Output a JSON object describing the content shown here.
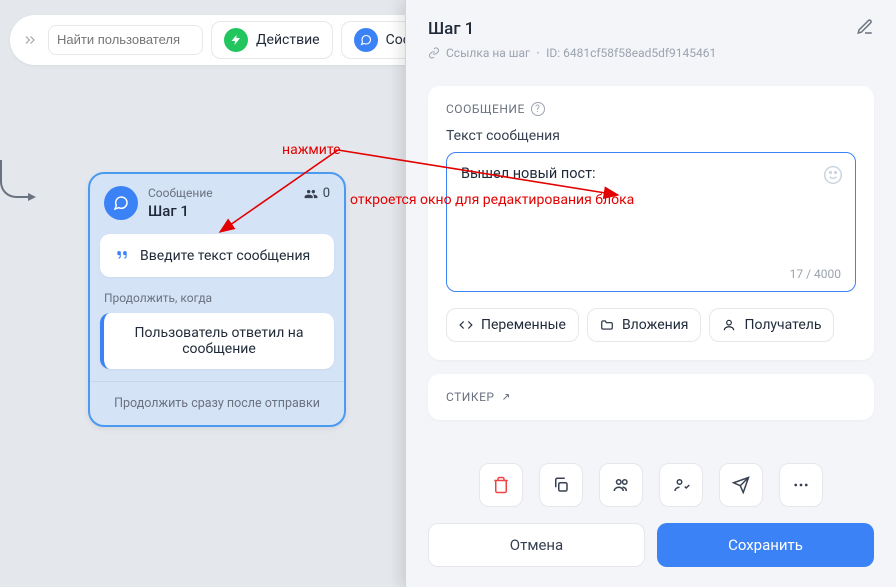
{
  "toolbar": {
    "search_placeholder": "Найти пользователя",
    "action_label": "Действие",
    "message_label": "Сооб"
  },
  "node": {
    "type_label": "Сообщение",
    "name": "Шаг 1",
    "users_count": "0",
    "msg_placeholder": "Введите текст сообщения",
    "continue_label": "Продолжить, когда",
    "continue_option": "Пользователь ответил на сообщение",
    "footer_label": "Продолжить сразу после отправки"
  },
  "panel": {
    "title": "Шаг 1",
    "link_label": "Ссылка на шаг",
    "id_label": "ID: 6481cf58f58ead5df9145461",
    "message_section": "СООБЩЕНИЕ",
    "text_field_label": "Текст сообщения",
    "text_value": "Вышел новый пост:",
    "char_count": "17 / 4000",
    "chip_vars": "Переменные",
    "chip_attach": "Вложения",
    "chip_recipient": "Получатель",
    "sticker_section": "СТИКЕР",
    "cancel_label": "Отмена",
    "save_label": "Сохранить"
  },
  "annotations": {
    "press": "нажмите",
    "opens": "откроется окно для редактирования блока"
  }
}
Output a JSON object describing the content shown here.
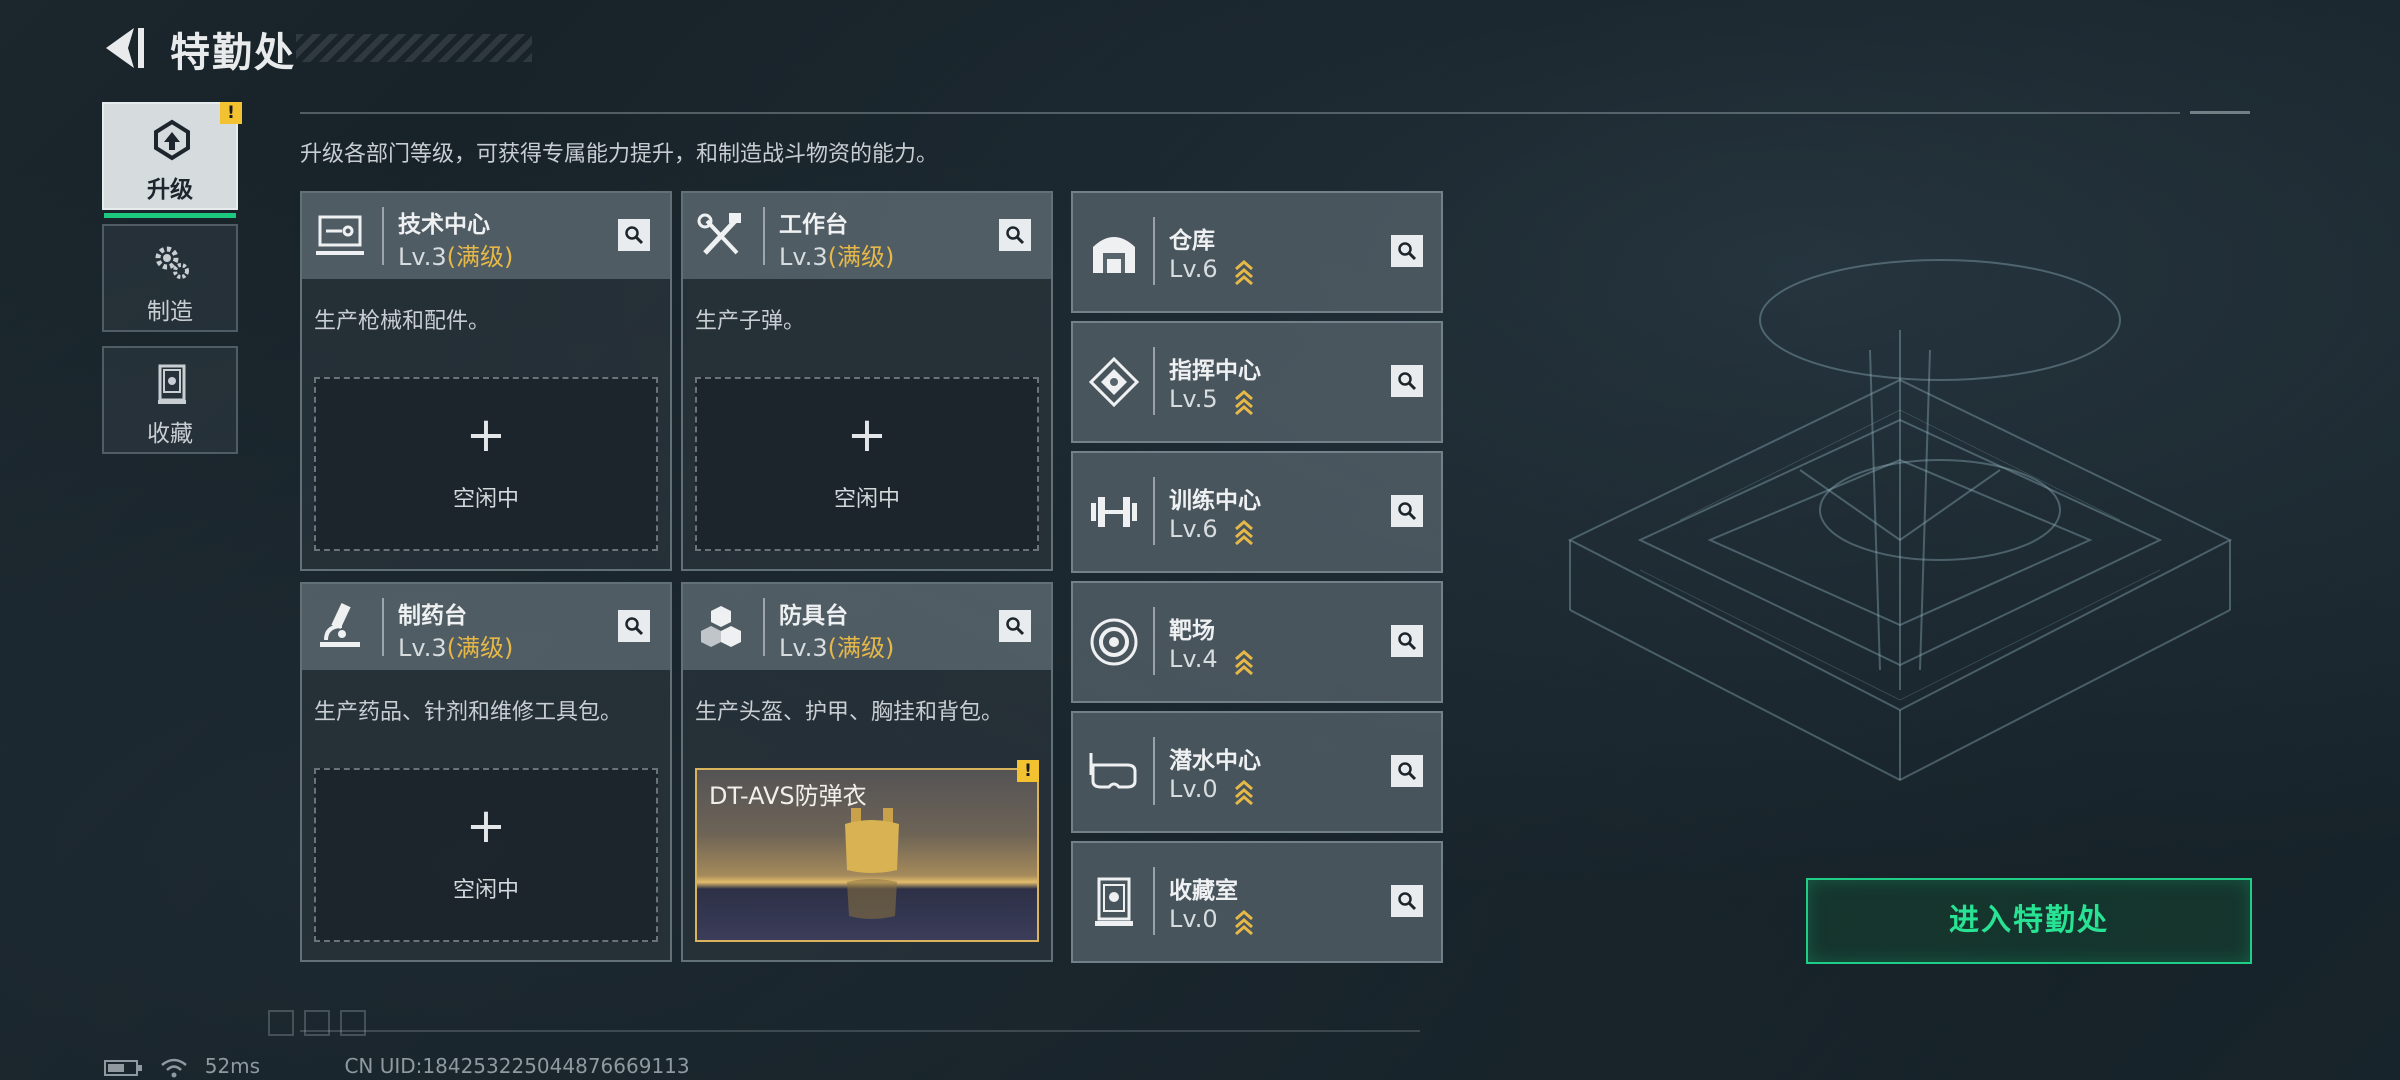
{
  "header": {
    "title": "特勤处"
  },
  "sidebar": {
    "tabs": [
      {
        "label": "升级",
        "icon": "upgrade-icon",
        "active": true,
        "alert": "!"
      },
      {
        "label": "制造",
        "icon": "gears-icon",
        "active": false
      },
      {
        "label": "收藏",
        "icon": "collection-icon",
        "active": false
      }
    ]
  },
  "description": "升级各部门等级，可获得专属能力提升，和制造战斗物资的能力。",
  "departments": [
    {
      "name": "技术中心",
      "level": "Lv.3",
      "max": "(满级)",
      "desc": "生产枪械和配件。",
      "icon": "computer-icon",
      "slot": {
        "type": "idle",
        "plus": "+",
        "label": "空闲中"
      }
    },
    {
      "name": "工作台",
      "level": "Lv.3",
      "max": "(满级)",
      "desc": "生产子弹。",
      "icon": "tools-icon",
      "slot": {
        "type": "idle",
        "plus": "+",
        "label": "空闲中"
      }
    },
    {
      "name": "制药台",
      "level": "Lv.3",
      "max": "(满级)",
      "desc": "生产药品、针剂和维修工具包。",
      "icon": "microscope-icon",
      "slot": {
        "type": "idle",
        "plus": "+",
        "label": "空闲中"
      }
    },
    {
      "name": "防具台",
      "level": "Lv.3",
      "max": "(满级)",
      "desc": "生产头盔、护甲、胸挂和背包。",
      "icon": "armor-cubes-icon",
      "slot": {
        "type": "product",
        "label": "DT-AVS防弹衣",
        "alert": "!"
      }
    }
  ],
  "buildings": [
    {
      "name": "仓库",
      "level": "Lv.6",
      "icon": "warehouse-icon"
    },
    {
      "name": "指挥中心",
      "level": "Lv.5",
      "icon": "command-icon"
    },
    {
      "name": "训练中心",
      "level": "Lv.6",
      "icon": "dumbbell-icon"
    },
    {
      "name": "靶场",
      "level": "Lv.4",
      "icon": "target-icon"
    },
    {
      "name": "潜水中心",
      "level": "Lv.0",
      "icon": "diving-mask-icon"
    },
    {
      "name": "收藏室",
      "level": "Lv.0",
      "icon": "display-case-icon"
    }
  ],
  "enter_button": "进入特勤处",
  "footer": {
    "ping": "52ms",
    "uid": "CN UID:18425322504487666​9113"
  },
  "colors": {
    "accent_green": "#1fcd86",
    "max_level_gold": "#e6b848",
    "alert_yellow": "#f2c230"
  }
}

-.-.-

__Problem description__
Print every entry exactly as written, without the pictures.

__Right answer__
Output a JSON object describing the content shown here.
{
  "toolbar": {
    "search_placeholder": "Найти пользователя",
    "action_label": "Действие",
    "message_label": "Сооб"
  },
  "node": {
    "type_label": "Сообщение",
    "name": "Шаг 1",
    "users_count": "0",
    "msg_placeholder": "Введите текст сообщения",
    "continue_label": "Продолжить, когда",
    "continue_option": "Пользователь ответил на сообщение",
    "footer_label": "Продолжить сразу после отправки"
  },
  "panel": {
    "title": "Шаг 1",
    "link_label": "Ссылка на шаг",
    "id_label": "ID: 6481cf58f58ead5df9145461",
    "message_section": "СООБЩЕНИЕ",
    "text_field_label": "Текст сообщения",
    "text_value": "Вышел новый пост:",
    "char_count": "17 / 4000",
    "chip_vars": "Переменные",
    "chip_attach": "Вложения",
    "chip_recipient": "Получатель",
    "sticker_section": "СТИКЕР",
    "cancel_label": "Отмена",
    "save_label": "Сохранить"
  },
  "annotations": {
    "press": "нажмите",
    "opens": "откроется окно для редактирования блока"
  }
}
Output a JSON object describing the content shown here.
{
  "header": {
    "title": "特勤处"
  },
  "sidebar": {
    "tabs": [
      {
        "label": "升级",
        "icon": "upgrade-icon",
        "active": true,
        "alert": "!"
      },
      {
        "label": "制造",
        "icon": "gears-icon",
        "active": false
      },
      {
        "label": "收藏",
        "icon": "collection-icon",
        "active": false
      }
    ]
  },
  "description": "升级各部门等级，可获得专属能力提升，和制造战斗物资的能力。",
  "departments": [
    {
      "name": "技术中心",
      "level": "Lv.3",
      "max": "(满级)",
      "desc": "生产枪械和配件。",
      "icon": "computer-icon",
      "slot": {
        "type": "idle",
        "plus": "+",
        "label": "空闲中"
      }
    },
    {
      "name": "工作台",
      "level": "Lv.3",
      "max": "(满级)",
      "desc": "生产子弹。",
      "icon": "tools-icon",
      "slot": {
        "type": "idle",
        "plus": "+",
        "label": "空闲中"
      }
    },
    {
      "name": "制药台",
      "level": "Lv.3",
      "max": "(满级)",
      "desc": "生产药品、针剂和维修工具包。",
      "icon": "microscope-icon",
      "slot": {
        "type": "idle",
        "plus": "+",
        "label": "空闲中"
      }
    },
    {
      "name": "防具台",
      "level": "Lv.3",
      "max": "(满级)",
      "desc": "生产头盔、护甲、胸挂和背包。",
      "icon": "armor-cubes-icon",
      "slot": {
        "type": "product",
        "label": "DT-AVS防弹衣",
        "alert": "!"
      }
    }
  ],
  "buildings": [
    {
      "name": "仓库",
      "level": "Lv.6",
      "icon": "warehouse-icon"
    },
    {
      "name": "指挥中心",
      "level": "Lv.5",
      "icon": "command-icon"
    },
    {
      "name": "训练中心",
      "level": "Lv.6",
      "icon": "dumbbell-icon"
    },
    {
      "name": "靶场",
      "level": "Lv.4",
      "icon": "target-icon"
    },
    {
      "name": "潜水中心",
      "level": "Lv.0",
      "icon": "diving-mask-icon"
    },
    {
      "name": "收藏室",
      "level": "Lv.0",
      "icon": "display-case-icon"
    }
  ],
  "enter_button": "进入特勤处",
  "footer": {
    "ping": "52ms",
    "uid": "CN UID:18425322504487666​9113"
  },
  "colors": {
    "accent_green": "#1fcd86",
    "max_level_gold": "#e6b848",
    "alert_yellow": "#f2c230"
  }
}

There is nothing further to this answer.